**What you will do**.
Set out each line from the following listing that includes the word "arise".
═══
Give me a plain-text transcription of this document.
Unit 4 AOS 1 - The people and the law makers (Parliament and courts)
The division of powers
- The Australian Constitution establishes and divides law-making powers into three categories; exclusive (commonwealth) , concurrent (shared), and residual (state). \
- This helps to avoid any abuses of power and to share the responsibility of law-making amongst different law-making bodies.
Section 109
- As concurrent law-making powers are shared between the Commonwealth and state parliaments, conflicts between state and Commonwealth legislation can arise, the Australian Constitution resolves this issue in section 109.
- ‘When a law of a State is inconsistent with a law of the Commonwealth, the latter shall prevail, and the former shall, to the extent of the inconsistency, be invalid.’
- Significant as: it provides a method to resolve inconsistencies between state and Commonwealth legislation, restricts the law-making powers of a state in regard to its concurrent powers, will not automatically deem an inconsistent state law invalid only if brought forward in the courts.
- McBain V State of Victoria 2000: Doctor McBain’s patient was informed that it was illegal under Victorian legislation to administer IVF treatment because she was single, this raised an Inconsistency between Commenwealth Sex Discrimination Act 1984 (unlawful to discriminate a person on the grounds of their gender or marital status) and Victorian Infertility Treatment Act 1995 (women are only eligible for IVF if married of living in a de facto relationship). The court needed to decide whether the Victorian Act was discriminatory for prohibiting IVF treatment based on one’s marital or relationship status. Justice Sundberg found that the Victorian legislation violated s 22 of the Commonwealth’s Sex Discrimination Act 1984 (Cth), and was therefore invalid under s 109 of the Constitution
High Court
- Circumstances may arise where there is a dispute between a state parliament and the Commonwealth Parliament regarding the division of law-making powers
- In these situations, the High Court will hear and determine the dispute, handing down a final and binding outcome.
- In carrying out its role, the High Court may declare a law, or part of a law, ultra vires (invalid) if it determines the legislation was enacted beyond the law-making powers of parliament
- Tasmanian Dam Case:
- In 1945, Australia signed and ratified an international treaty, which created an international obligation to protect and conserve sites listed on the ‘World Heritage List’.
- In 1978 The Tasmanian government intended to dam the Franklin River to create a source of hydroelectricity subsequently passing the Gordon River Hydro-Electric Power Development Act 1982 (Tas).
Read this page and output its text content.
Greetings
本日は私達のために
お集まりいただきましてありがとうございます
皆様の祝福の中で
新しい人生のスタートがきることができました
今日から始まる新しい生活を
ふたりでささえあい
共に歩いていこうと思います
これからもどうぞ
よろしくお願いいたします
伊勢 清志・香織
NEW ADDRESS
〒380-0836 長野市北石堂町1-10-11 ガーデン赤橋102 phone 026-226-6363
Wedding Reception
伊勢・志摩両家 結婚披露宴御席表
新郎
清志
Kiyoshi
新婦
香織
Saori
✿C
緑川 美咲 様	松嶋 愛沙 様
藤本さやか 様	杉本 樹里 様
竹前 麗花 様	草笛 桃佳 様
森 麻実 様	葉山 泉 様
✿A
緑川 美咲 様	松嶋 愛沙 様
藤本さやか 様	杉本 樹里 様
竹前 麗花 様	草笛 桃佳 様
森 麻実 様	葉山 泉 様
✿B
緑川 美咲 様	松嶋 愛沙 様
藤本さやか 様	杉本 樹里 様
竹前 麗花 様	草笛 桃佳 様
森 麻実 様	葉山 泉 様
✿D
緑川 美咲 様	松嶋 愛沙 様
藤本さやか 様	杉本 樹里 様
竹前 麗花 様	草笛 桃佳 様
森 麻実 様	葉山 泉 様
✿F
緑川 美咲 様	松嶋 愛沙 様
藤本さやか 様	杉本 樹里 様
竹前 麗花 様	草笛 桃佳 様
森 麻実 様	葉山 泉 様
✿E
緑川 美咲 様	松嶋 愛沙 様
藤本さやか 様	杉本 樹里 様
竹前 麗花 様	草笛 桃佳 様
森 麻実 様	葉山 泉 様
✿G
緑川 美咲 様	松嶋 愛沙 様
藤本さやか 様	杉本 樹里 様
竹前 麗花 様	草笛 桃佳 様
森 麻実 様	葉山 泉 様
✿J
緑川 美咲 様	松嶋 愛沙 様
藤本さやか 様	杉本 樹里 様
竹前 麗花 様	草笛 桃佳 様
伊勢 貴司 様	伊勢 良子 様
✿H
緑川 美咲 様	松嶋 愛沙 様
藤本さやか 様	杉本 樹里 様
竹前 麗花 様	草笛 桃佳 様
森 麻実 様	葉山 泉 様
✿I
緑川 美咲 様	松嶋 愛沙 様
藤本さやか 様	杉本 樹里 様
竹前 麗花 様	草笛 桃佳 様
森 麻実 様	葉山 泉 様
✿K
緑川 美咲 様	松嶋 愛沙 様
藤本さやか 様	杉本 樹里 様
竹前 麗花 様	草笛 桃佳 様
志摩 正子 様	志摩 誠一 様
═══
**Solution for this task**.
- As concurrent law-making powers are shared between the Commonwealth and state parliaments, conflicts between state and Commonwealth legislation can arise, the Australian Constitution resolves this issue in section 109.
- Circumstances may arise where there is a dispute between a state parliament and the Commonwealth Parliament regarding the division of law-making powers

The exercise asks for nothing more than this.